*DATASET RECORDS*:
** Begin **

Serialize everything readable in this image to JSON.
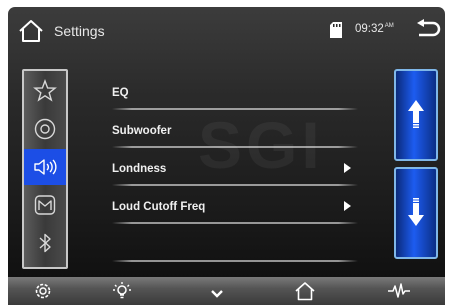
{
  "header": {
    "title": "Settings",
    "time": "09:32",
    "ampm": "AM"
  },
  "sidebar": {
    "items": [
      {
        "name": "favorites",
        "icon": "star-icon",
        "active": false
      },
      {
        "name": "disc",
        "icon": "disc-icon",
        "active": false
      },
      {
        "name": "audio",
        "icon": "speaker-icon",
        "active": true
      },
      {
        "name": "logo",
        "icon": "brand-logo-icon",
        "active": false
      },
      {
        "name": "bluetooth",
        "icon": "bluetooth-icon",
        "active": false
      }
    ]
  },
  "menu": {
    "items": [
      {
        "label": "EQ",
        "has_arrow": false
      },
      {
        "label": "Subwoofer",
        "has_arrow": false
      },
      {
        "label": "Londness",
        "has_arrow": true
      },
      {
        "label": "Loud Cutoff Freq",
        "has_arrow": true
      }
    ]
  },
  "bottom_bar": {
    "items": [
      "settings-gear-icon",
      "brightness-icon",
      "chevron-down-icon",
      "home-icon",
      "waveform-icon"
    ]
  },
  "colors": {
    "accent_blue": "#1c4ee6",
    "scroll_blue": "#1d5cf0"
  }
}
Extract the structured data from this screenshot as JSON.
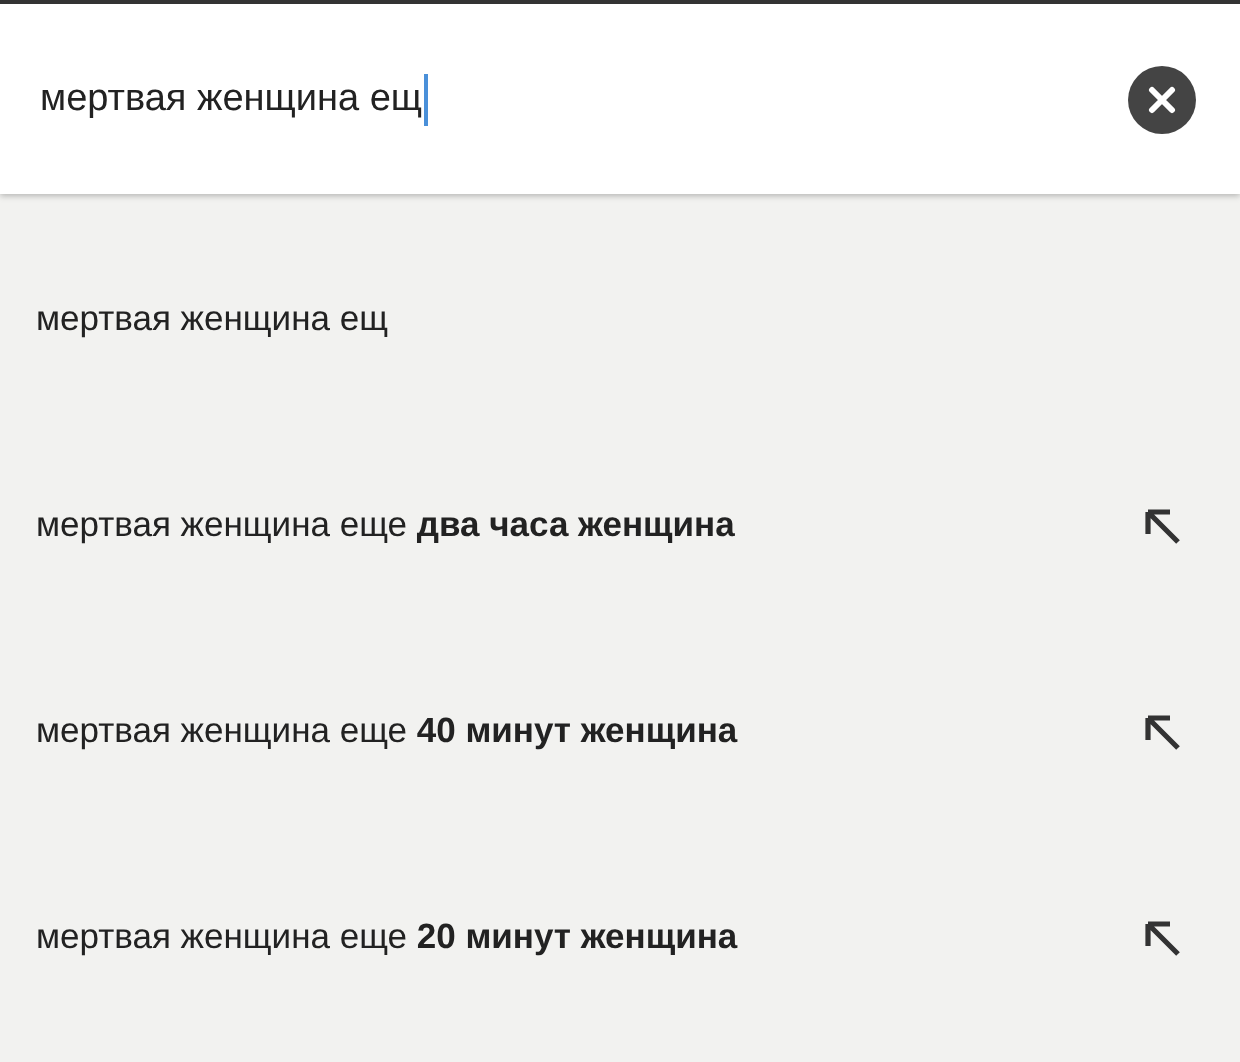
{
  "search": {
    "value": "мертвая женщина ещ"
  },
  "suggestions": [
    {
      "text": "мертвая женщина ещ",
      "kind": "typed"
    },
    {
      "text": "мертвая женщина еще **два часа женщина**",
      "kind": "completion"
    },
    {
      "text": "мертвая женщина еще **40 минут женщина**",
      "kind": "completion"
    },
    {
      "text": "мертвая женщина еще **20 минут женщина**",
      "kind": "completion"
    }
  ]
}
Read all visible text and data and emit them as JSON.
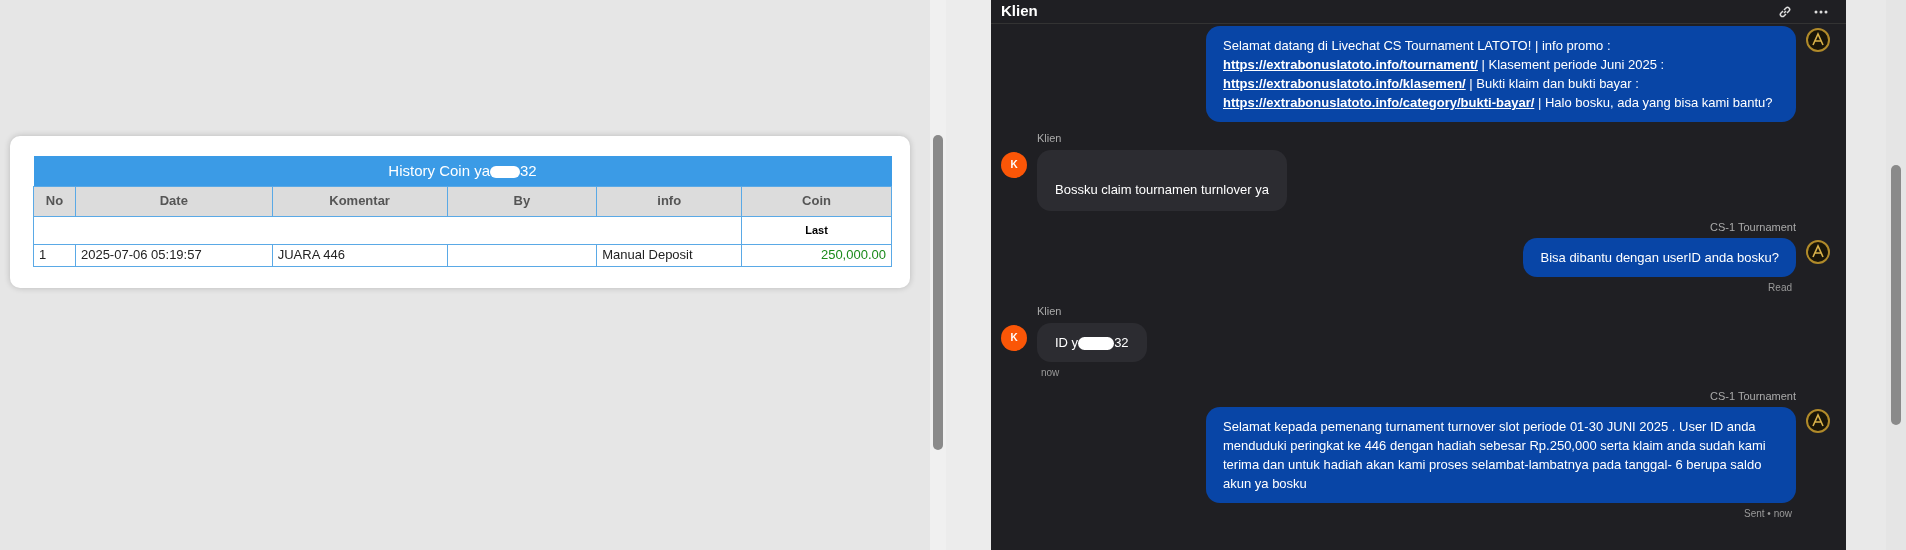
{
  "history": {
    "title_parts": [
      "History Coin ya",
      "32"
    ],
    "columns": [
      "No",
      "Date",
      "Komentar",
      "By",
      "info",
      "Coin"
    ],
    "subheader": "Last",
    "rows": [
      {
        "cells": [
          "1",
          "2025-07-06 05:19:57",
          "JUARA 446",
          "",
          "Manual Deposit",
          "250,000.00"
        ]
      }
    ]
  },
  "chat": {
    "header": {
      "title": "Klien"
    },
    "messages": [
      {
        "kind": "agent",
        "segments": [
          {
            "kind": "text",
            "text": "Selamat datang di Livechat CS Tournament LATOTO! | info promo : "
          },
          {
            "kind": "link",
            "text": "https://extrabonuslatoto.info/tournament/"
          },
          {
            "kind": "text",
            "text": " | Klasement periode Juni 2025 : "
          },
          {
            "kind": "link",
            "text": "https://extrabonuslatoto.info/klasemen/"
          },
          {
            "kind": "text",
            "text": " | Bukti klaim dan bukti bayar : "
          },
          {
            "kind": "link",
            "text": "https://extrabonuslatoto.info/category/bukti-bayar/"
          },
          {
            "kind": "text",
            "text": " | Halo bosku, ada yang bisa kami bantu?"
          }
        ]
      },
      {
        "kind": "client",
        "sender": "Klien",
        "avatar": "K",
        "segments": [
          {
            "kind": "text",
            "text": "Bossku claim tournamen turnlover ya"
          }
        ]
      },
      {
        "kind": "agent",
        "sender": "CS-1 Tournament",
        "segments": [
          {
            "kind": "text",
            "text": "Bisa dibantu dengan userID anda bosku?"
          }
        ],
        "status": "Read"
      },
      {
        "kind": "client",
        "sender": "Klien",
        "avatar": "K",
        "segments": [
          {
            "kind": "text",
            "text": "ID y"
          },
          {
            "kind": "redacted"
          },
          {
            "kind": "text",
            "text": "32"
          }
        ],
        "status": "now"
      },
      {
        "kind": "agent",
        "sender": "CS-1 Tournament",
        "segments": [
          {
            "kind": "text",
            "text": "Selamat kepada pemenang turnament turnover slot periode 01-30 JUNI 2025 . User ID anda menduduki peringkat ke 446 dengan hadiah sebesar Rp.250,000 serta klaim anda sudah kami terima dan untuk hadiah akan kami proses selambat-lambatnya pada tanggal- 6 berupa saldo akun ya bosku"
          }
        ],
        "status": "Sent • now"
      }
    ]
  }
}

** End **

*WHAT TO DO*: In the records above, find the lines containing "status" and copy them.

*RESULT OF THIS EXERCISE*:
        "status": "Read"
        "status": "now"
        "status": "Sent • now"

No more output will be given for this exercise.